Instructions to follow – Without the pictures, give the entries below again exactly as written.

Entries provided –
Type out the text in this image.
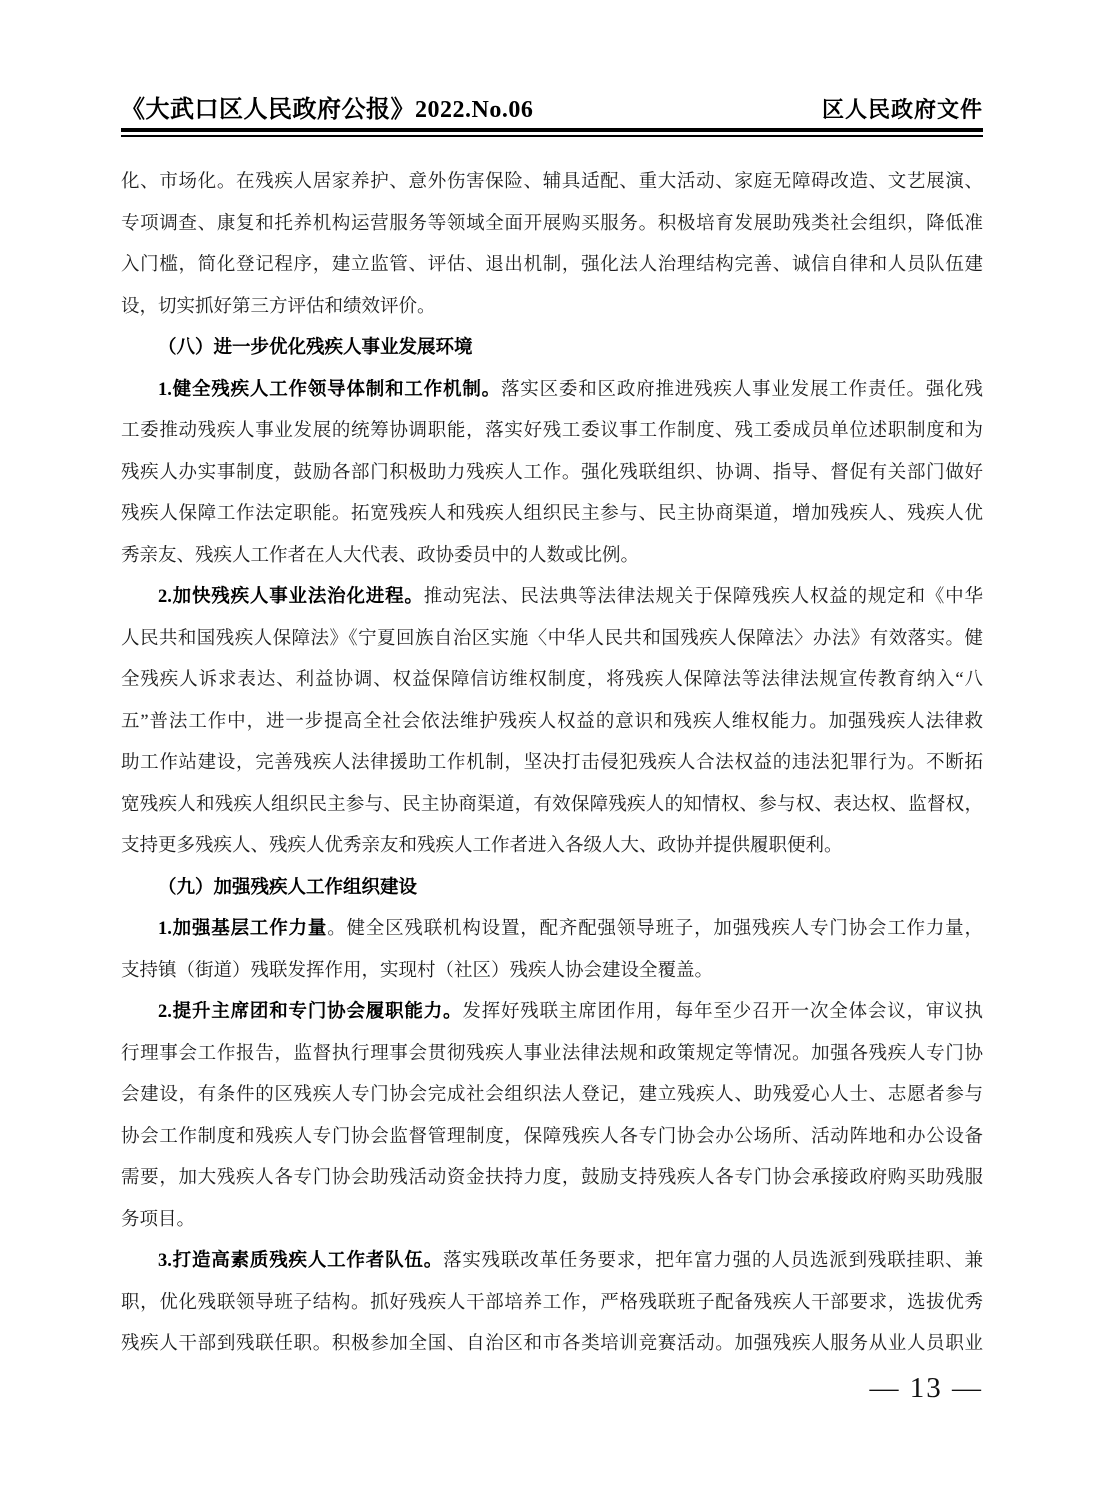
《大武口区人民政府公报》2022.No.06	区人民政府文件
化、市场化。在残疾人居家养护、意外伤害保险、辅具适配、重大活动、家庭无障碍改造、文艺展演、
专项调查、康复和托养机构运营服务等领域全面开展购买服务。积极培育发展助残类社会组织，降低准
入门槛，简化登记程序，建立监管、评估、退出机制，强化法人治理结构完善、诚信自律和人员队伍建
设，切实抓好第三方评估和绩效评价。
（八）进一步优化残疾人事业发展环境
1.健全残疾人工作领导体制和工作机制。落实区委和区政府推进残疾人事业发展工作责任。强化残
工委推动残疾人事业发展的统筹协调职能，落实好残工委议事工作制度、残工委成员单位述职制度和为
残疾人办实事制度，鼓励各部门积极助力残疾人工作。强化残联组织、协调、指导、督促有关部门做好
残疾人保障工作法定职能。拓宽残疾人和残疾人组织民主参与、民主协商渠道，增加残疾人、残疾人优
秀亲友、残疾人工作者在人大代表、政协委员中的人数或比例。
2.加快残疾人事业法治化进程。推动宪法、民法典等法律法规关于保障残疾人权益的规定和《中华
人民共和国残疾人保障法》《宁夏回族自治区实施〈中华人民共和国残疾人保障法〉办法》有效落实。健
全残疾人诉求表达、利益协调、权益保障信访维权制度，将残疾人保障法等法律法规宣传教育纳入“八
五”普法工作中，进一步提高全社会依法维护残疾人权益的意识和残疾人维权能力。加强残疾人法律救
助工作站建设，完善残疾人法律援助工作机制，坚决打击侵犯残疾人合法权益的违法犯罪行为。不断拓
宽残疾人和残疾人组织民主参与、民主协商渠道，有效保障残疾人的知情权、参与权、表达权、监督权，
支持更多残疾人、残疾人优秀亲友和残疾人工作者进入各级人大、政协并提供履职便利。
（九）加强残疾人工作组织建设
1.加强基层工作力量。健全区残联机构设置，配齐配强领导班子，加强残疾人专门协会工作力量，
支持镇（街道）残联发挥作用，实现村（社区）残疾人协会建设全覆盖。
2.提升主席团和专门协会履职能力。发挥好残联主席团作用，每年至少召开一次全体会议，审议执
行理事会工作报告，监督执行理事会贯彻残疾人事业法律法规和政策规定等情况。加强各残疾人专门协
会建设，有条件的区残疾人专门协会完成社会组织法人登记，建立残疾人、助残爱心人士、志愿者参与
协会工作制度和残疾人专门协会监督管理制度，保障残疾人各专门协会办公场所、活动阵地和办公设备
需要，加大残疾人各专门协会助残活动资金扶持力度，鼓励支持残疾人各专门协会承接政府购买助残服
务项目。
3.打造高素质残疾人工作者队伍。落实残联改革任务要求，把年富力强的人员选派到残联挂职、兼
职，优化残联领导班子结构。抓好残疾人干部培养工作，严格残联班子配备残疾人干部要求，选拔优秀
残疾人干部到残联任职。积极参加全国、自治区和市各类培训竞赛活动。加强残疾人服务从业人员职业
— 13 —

Result of the exercise –
Type out the text in this image.
《大武口区人民政府公报》2022.No.06	区人民政府文件
化、市场化。在残疾人居家养护、意外伤害保险、辅具适配、重大活动、家庭无障碍改造、文艺展演、
专项调查、康复和托养机构运营服务等领域全面开展购买服务。积极培育发展助残类社会组织，降低准
入门槛，简化登记程序，建立监管、评估、退出机制，强化法人治理结构完善、诚信自律和人员队伍建
设，切实抓好第三方评估和绩效评价。
（八）进一步优化残疾人事业发展环境
1.健全残疾人工作领导体制和工作机制。落实区委和区政府推进残疾人事业发展工作责任。强化残
工委推动残疾人事业发展的统筹协调职能，落实好残工委议事工作制度、残工委成员单位述职制度和为
残疾人办实事制度，鼓励各部门积极助力残疾人工作。强化残联组织、协调、指导、督促有关部门做好
残疾人保障工作法定职能。拓宽残疾人和残疾人组织民主参与、民主协商渠道，增加残疾人、残疾人优
秀亲友、残疾人工作者在人大代表、政协委员中的人数或比例。
2.加快残疾人事业法治化进程。推动宪法、民法典等法律法规关于保障残疾人权益的规定和《中华
人民共和国残疾人保障法》《宁夏回族自治区实施〈中华人民共和国残疾人保障法〉办法》有效落实。健
全残疾人诉求表达、利益协调、权益保障信访维权制度，将残疾人保障法等法律法规宣传教育纳入“八
五”普法工作中，进一步提高全社会依法维护残疾人权益的意识和残疾人维权能力。加强残疾人法律救
助工作站建设，完善残疾人法律援助工作机制，坚决打击侵犯残疾人合法权益的违法犯罪行为。不断拓
宽残疾人和残疾人组织民主参与、民主协商渠道，有效保障残疾人的知情权、参与权、表达权、监督权，
支持更多残疾人、残疾人优秀亲友和残疾人工作者进入各级人大、政协并提供履职便利。
（九）加强残疾人工作组织建设
1.加强基层工作力量。健全区残联机构设置，配齐配强领导班子，加强残疾人专门协会工作力量，
支持镇（街道）残联发挥作用，实现村（社区）残疾人协会建设全覆盖。
2.提升主席团和专门协会履职能力。发挥好残联主席团作用，每年至少召开一次全体会议，审议执
行理事会工作报告，监督执行理事会贯彻残疾人事业法律法规和政策规定等情况。加强各残疾人专门协
会建设，有条件的区残疾人专门协会完成社会组织法人登记，建立残疾人、助残爱心人士、志愿者参与
协会工作制度和残疾人专门协会监督管理制度，保障残疾人各专门协会办公场所、活动阵地和办公设备
需要，加大残疾人各专门协会助残活动资金扶持力度，鼓励支持残疾人各专门协会承接政府购买助残服
务项目。
3.打造高素质残疾人工作者队伍。落实残联改革任务要求，把年富力强的人员选派到残联挂职、兼
职，优化残联领导班子结构。抓好残疾人干部培养工作，严格残联班子配备残疾人干部要求，选拔优秀
残疾人干部到残联任职。积极参加全国、自治区和市各类培训竞赛活动。加强残疾人服务从业人员职业
— 13 —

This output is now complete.